--- EXERCISE DESCRIPTION ---
Transcribe the entries exactly; images are not part of the copy.

--- DATA PROVIDED ---
****************

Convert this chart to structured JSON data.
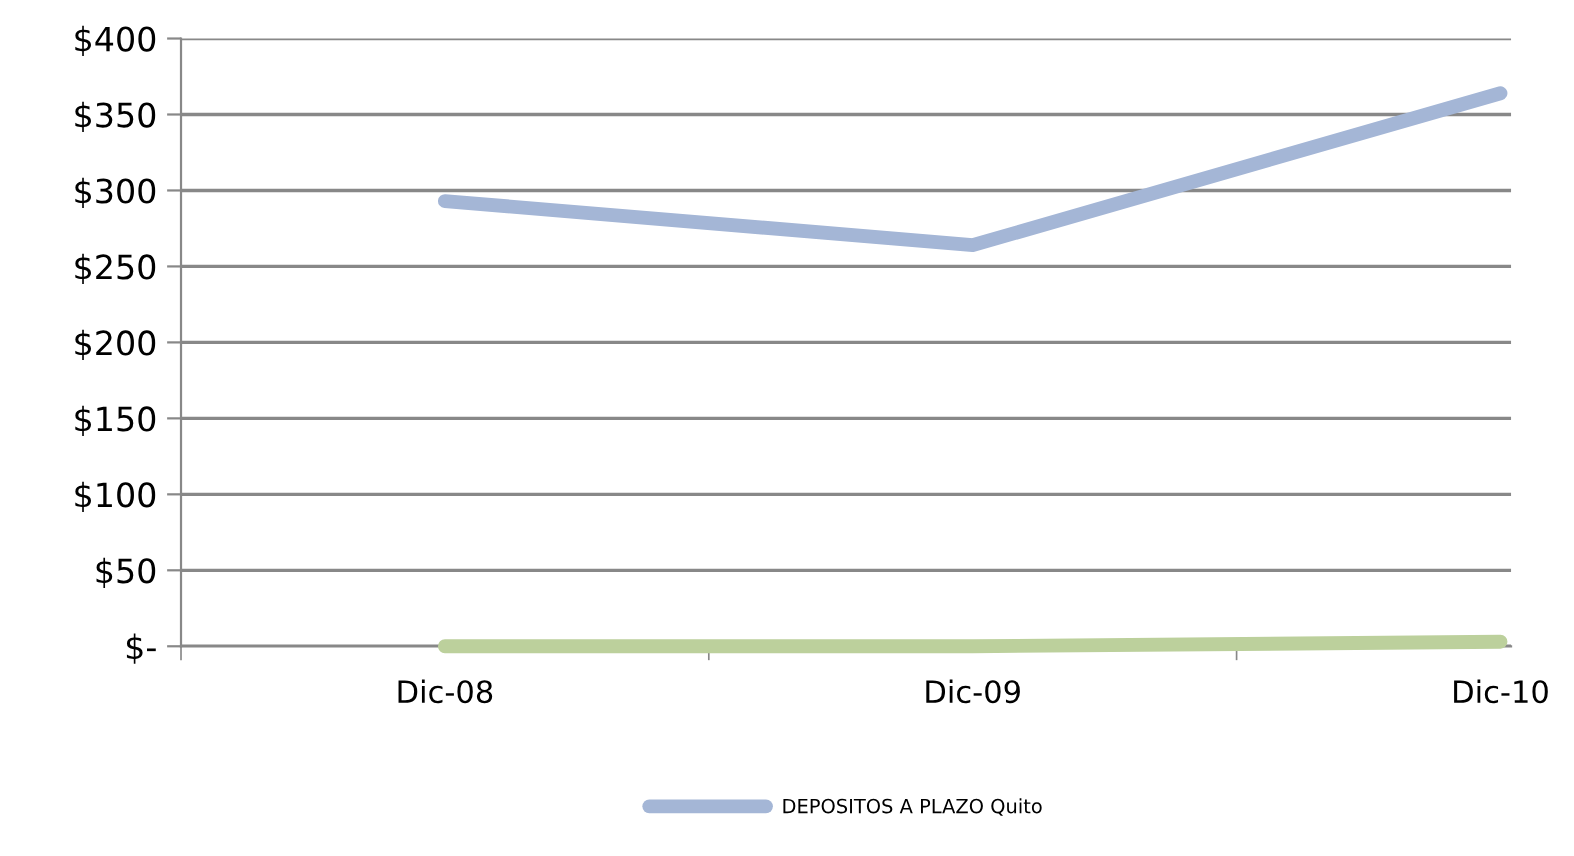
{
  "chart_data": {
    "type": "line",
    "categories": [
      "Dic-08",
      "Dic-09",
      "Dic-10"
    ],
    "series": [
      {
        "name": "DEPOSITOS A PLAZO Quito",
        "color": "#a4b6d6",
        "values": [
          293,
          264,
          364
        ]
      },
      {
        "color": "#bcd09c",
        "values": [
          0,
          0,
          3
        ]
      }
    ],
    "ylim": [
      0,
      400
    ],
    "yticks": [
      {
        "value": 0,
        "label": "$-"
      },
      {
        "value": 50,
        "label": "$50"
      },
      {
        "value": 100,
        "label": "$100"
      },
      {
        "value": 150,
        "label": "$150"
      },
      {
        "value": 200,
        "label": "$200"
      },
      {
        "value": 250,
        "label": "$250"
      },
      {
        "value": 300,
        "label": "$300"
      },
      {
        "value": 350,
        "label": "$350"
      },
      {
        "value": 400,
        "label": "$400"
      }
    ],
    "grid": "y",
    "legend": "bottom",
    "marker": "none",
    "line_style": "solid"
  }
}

****************

--- THE RESPONSE ---
Convert this chart to structured JSON data.
{
  "chart_data": {
    "type": "line",
    "categories": [
      "Dic-08",
      "Dic-09",
      "Dic-10"
    ],
    "series": [
      {
        "name": "DEPOSITOS A PLAZO Quito",
        "color": "#a4b6d6",
        "values": [
          293,
          264,
          364
        ]
      },
      {
        "color": "#bcd09c",
        "values": [
          0,
          0,
          3
        ]
      }
    ],
    "ylim": [
      0,
      400
    ],
    "yticks": [
      {
        "value": 0,
        "label": "$-"
      },
      {
        "value": 50,
        "label": "$50"
      },
      {
        "value": 100,
        "label": "$100"
      },
      {
        "value": 150,
        "label": "$150"
      },
      {
        "value": 200,
        "label": "$200"
      },
      {
        "value": 250,
        "label": "$250"
      },
      {
        "value": 300,
        "label": "$300"
      },
      {
        "value": 350,
        "label": "$350"
      },
      {
        "value": 400,
        "label": "$400"
      }
    ],
    "grid": "y",
    "legend": "bottom",
    "marker": "none",
    "line_style": "solid"
  }
}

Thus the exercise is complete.